DESCRIPTION OF THE TASK: Quote the records in full and leave their pictures out.

RECORDS SHOWN:
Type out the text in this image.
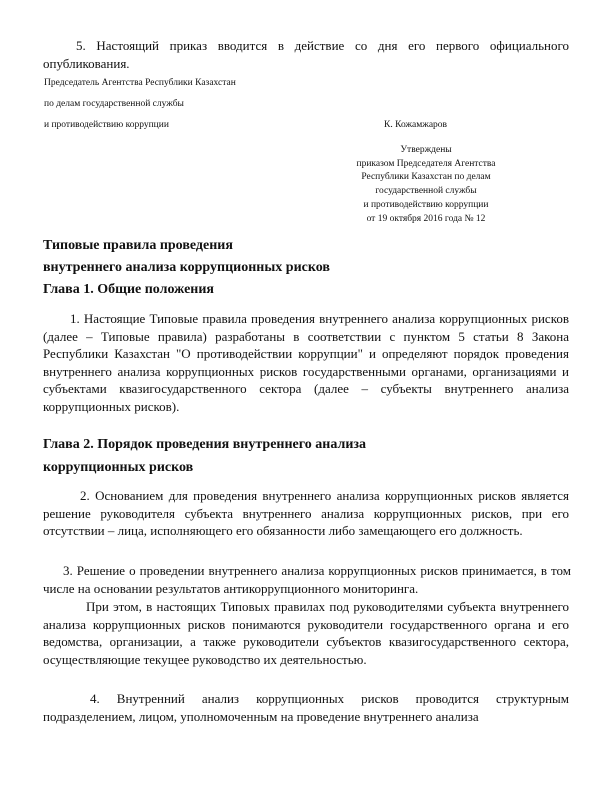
5. Настоящий приказ вводится в действие со дня его первого официального опубликования.
Председатель Агентства Республики Казахстан
по делам государственной службы
и противодействию коррупции	К. Кожамжаров
Утверждены
приказом Председателя Агентства
Республики Казахстан по делам
государственной службы
и противодействию коррупции
от 19 октября 2016 года № 12
Типовые правила проведения
внутреннего анализа коррупционных рисков
Глава 1. Общие положения
1. Настоящие Типовые правила проведения внутреннего анализа коррупционных рисков (далее – Типовые правила) разработаны в соответствии с пунктом 5 статьи 8 Закона Республики Казахстан "О противодействии коррупции" и определяют порядок проведения внутреннего анализа коррупционных рисков государственными органами, организациями и субъектами квазигосударственного сектора (далее – субъекты внутреннего анализа коррупционных рисков).
Глава 2. Порядок проведения внутреннего анализа
коррупционных рисков
2. Основанием для проведения внутреннего анализа коррупционных рисков является решение руководителя субъекта внутреннего анализа коррупционных рисков, при его отсутствии – лица, исполняющего его обязанности либо замещающего его должность.
3. Решение о проведении внутреннего анализа коррупционных рисков принимается, в том числе на основании результатов антикоррупционного мониторинга.
При этом, в настоящих Типовых правилах под руководителями субъекта внутреннего анализа коррупционных рисков понимаются руководители государственного органа и его ведомства, организации, а также руководители субъектов квазигосударственного сектора, осуществляющие текущее руководство их деятельностью.
4. Внутренний анализ коррупционных рисков проводится структурным подразделением, лицом, уполномоченным на проведение внутреннего анализа
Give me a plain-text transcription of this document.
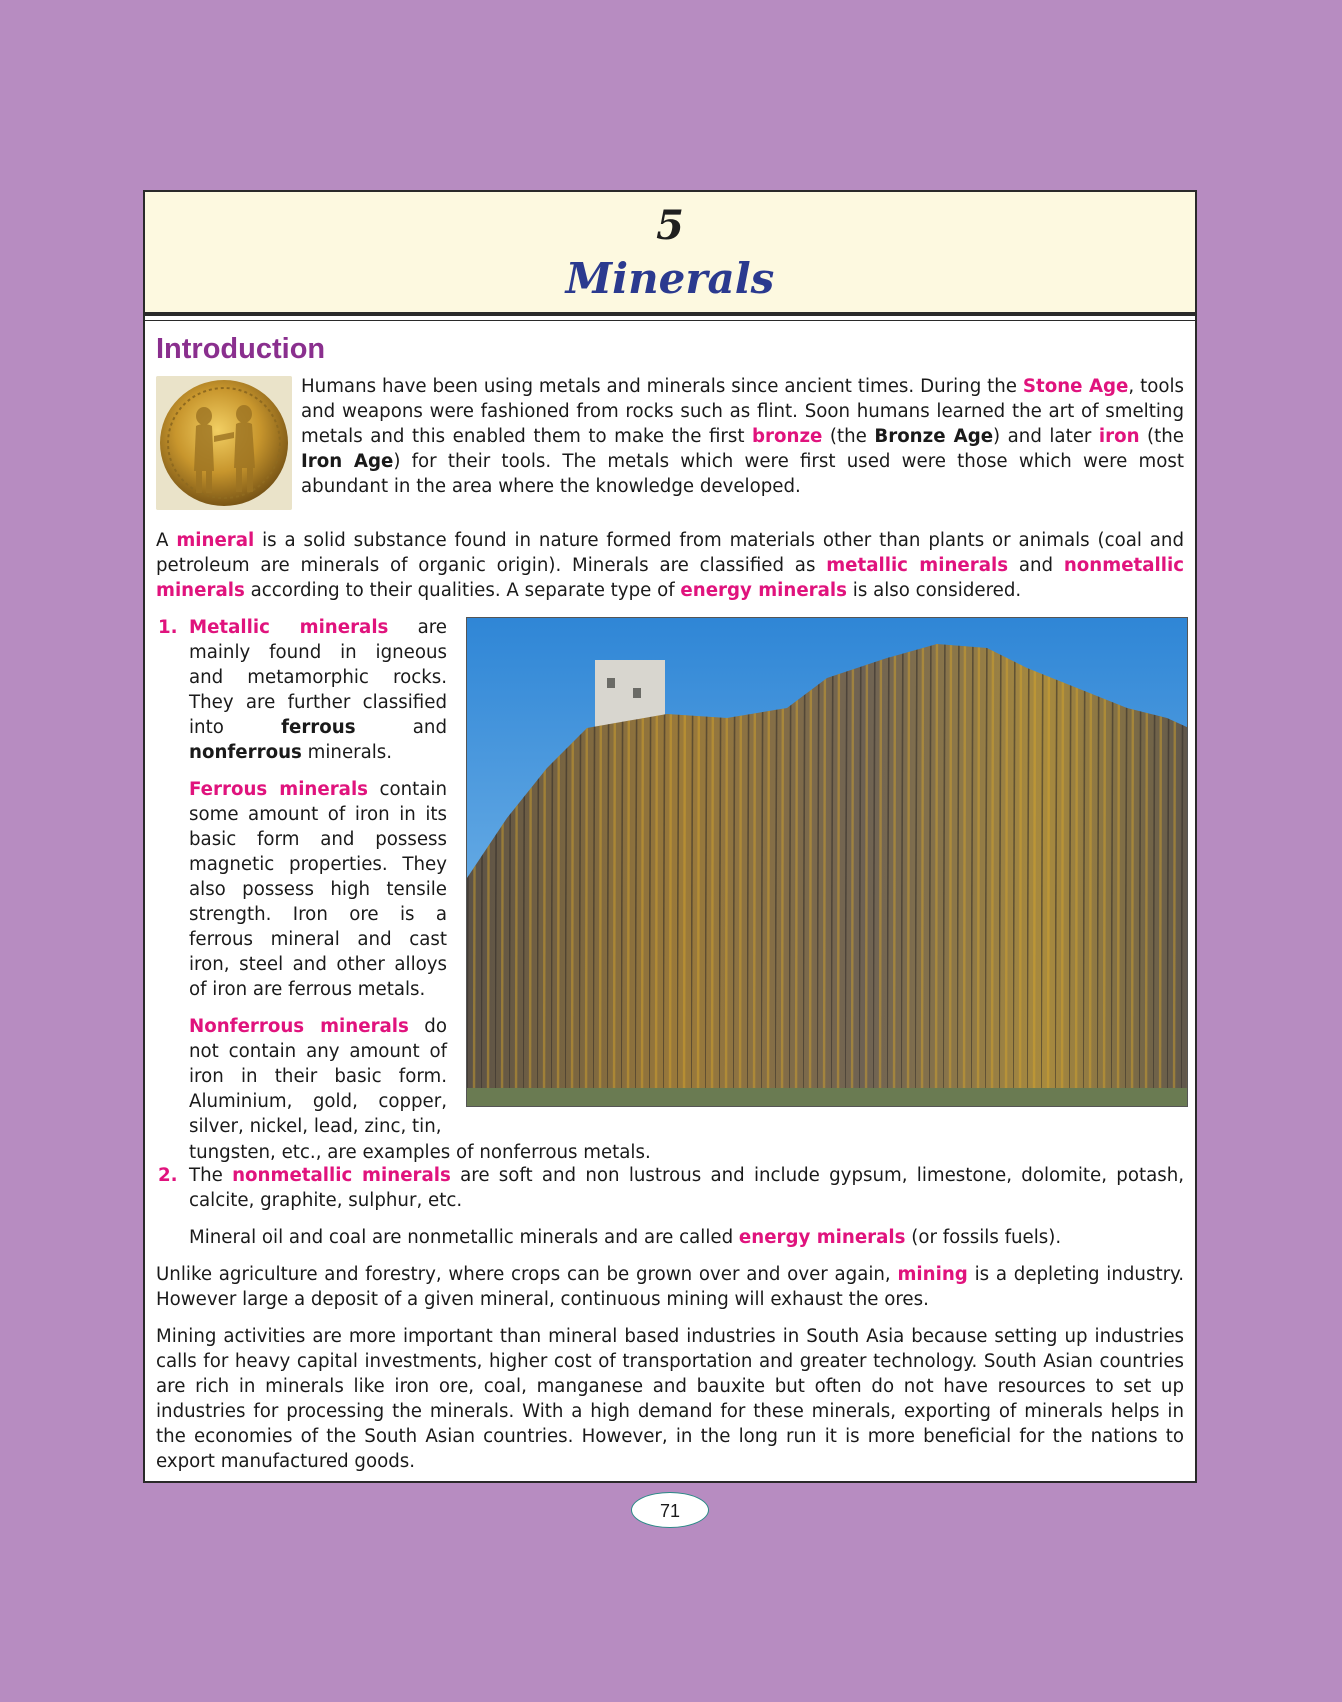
5
Minerals
Introduction
Humans have been using metals and minerals since ancient times. During the Stone Age, tools and weapons were fashioned from rocks such as flint. Soon humans learned the art of smelting metals and this enabled them to make the first bronze (the Bronze Age) and later iron (the Iron Age) for their tools. The metals which were first used were those which were most abundant in the area where the knowledge developed.

A mineral is a solid substance found in nature formed from materials other than plants or animals (coal and petroleum are minerals of organic origin). Minerals are classified as metallic minerals and nonmetallic minerals according to their qualities. A separate type of energy minerals is also considered.

1. Metallic minerals are mainly found in igneous and metamorphic rocks. They are further classified into ferrous and nonferrous minerals.

Ferrous minerals contain some amount of iron in its basic form and possess magnetic properties. They also possess high tensile strength. Iron ore is a ferrous mineral and cast iron, steel and other alloys of iron are ferrous metals.

Nonferrous minerals do not contain any amount of iron in their basic form. Aluminium, gold, copper, silver, nickel, lead, zinc, tin,

tungsten, etc., are examples of nonferrous metals.

2. The nonmetallic minerals are soft and non lustrous and include gypsum, limestone, dolomite, potash, calcite, graphite, sulphur, etc.

Mineral oil and coal are nonmetallic minerals and are called energy minerals (or fossils fuels).

Unlike agriculture and forestry, where crops can be grown over and over again, mining is a depleting industry. However large a deposit of a given mineral, continuous mining will exhaust the ores.

Mining activities are more important than mineral based industries in South Asia because setting up industries calls for heavy capital investments, higher cost of transportation and greater technology. South Asian countries are rich in minerals like iron ore, coal, manganese and bauxite but often do not have resources to set up industries for processing the minerals. With a high demand for these minerals, exporting of minerals helps in the economies of the South Asian countries. However, in the long run it is more beneficial for the nations to export manufactured goods.

71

TASK RESPONSE:
Type out the text in this image.
5. Настоящий приказ вводится в действие со дня его первого официального опубликования.
Председатель Агентства Республики Казахстан
по делам государственной службы
и противодействию коррупции	К. Кожамжаров
Утверждены
приказом Председателя Агентства
Республики Казахстан по делам
государственной службы
и противодействию коррупции
от 19 октября 2016 года № 12
Типовые правила проведения
внутреннего анализа коррупционных рисков
Глава 1. Общие положения
1. Настоящие Типовые правила проведения внутреннего анализа коррупционных рисков (далее – Типовые правила) разработаны в соответствии с пунктом 5 статьи 8 Закона Республики Казахстан "О противодействии коррупции" и определяют порядок проведения внутреннего анализа коррупционных рисков государственными органами, организациями и субъектами квазигосударственного сектора (далее – субъекты внутреннего анализа коррупционных рисков).
Глава 2. Порядок проведения внутреннего анализа
коррупционных рисков
2. Основанием для проведения внутреннего анализа коррупционных рисков является решение руководителя субъекта внутреннего анализа коррупционных рисков, при его отсутствии – лица, исполняющего его обязанности либо замещающего его должность.
3. Решение о проведении внутреннего анализа коррупционных рисков принимается, в том числе на основании результатов антикоррупционного мониторинга.
При этом, в настоящих Типовых правилах под руководителями субъекта внутреннего анализа коррупционных рисков понимаются руководители государственного органа и его ведомства, организации, а также руководители субъектов квазигосударственного сектора, осуществляющие текущее руководство их деятельностью.
4. Внутренний анализ коррупционных рисков проводится структурным подразделением, лицом, уполномоченным на проведение внутреннего анализа
Give me a plain-text transcription of this document.
5
Minerals
Introduction
Humans have been using metals and minerals since ancient times. During the Stone Age, tools and weapons were fashioned from rocks such as flint. Soon humans learned the art of smelting metals and this enabled them to make the first bronze (the Bronze Age) and later iron (the Iron Age) for their tools. The metals which were first used were those which were most abundant in the area where the knowledge developed.

A mineral is a solid substance found in nature formed from materials other than plants or animals (coal and petroleum are minerals of organic origin). Minerals are classified as metallic minerals and nonmetallic minerals according to their qualities. A separate type of energy minerals is also considered.

1. Metallic minerals are mainly found in igneous and metamorphic rocks. They are further classified into ferrous and nonferrous minerals.

Ferrous minerals contain some amount of iron in its basic form and possess magnetic properties. They also possess high tensile strength. Iron ore is a ferrous mineral and cast iron, steel and other alloys of iron are ferrous metals.

Nonferrous minerals do not contain any amount of iron in their basic form. Aluminium, gold, copper, silver, nickel, lead, zinc, tin,

tungsten, etc., are examples of nonferrous metals.

2. The nonmetallic minerals are soft and non lustrous and include gypsum, limestone, dolomite, potash, calcite, graphite, sulphur, etc.

Mineral oil and coal are nonmetallic minerals and are called energy minerals (or fossils fuels).

Unlike agriculture and forestry, where crops can be grown over and over again, mining is a depleting industry. However large a deposit of a given mineral, continuous mining will exhaust the ores.

Mining activities are more important than mineral based industries in South Asia because setting up industries calls for heavy capital investments, higher cost of transportation and greater technology. South Asian countries are rich in minerals like iron ore, coal, manganese and bauxite but often do not have resources to set up industries for processing the minerals. With a high demand for these minerals, exporting of minerals helps in the economies of the South Asian countries. However, in the long run it is more beneficial for the nations to export manufactured goods.

71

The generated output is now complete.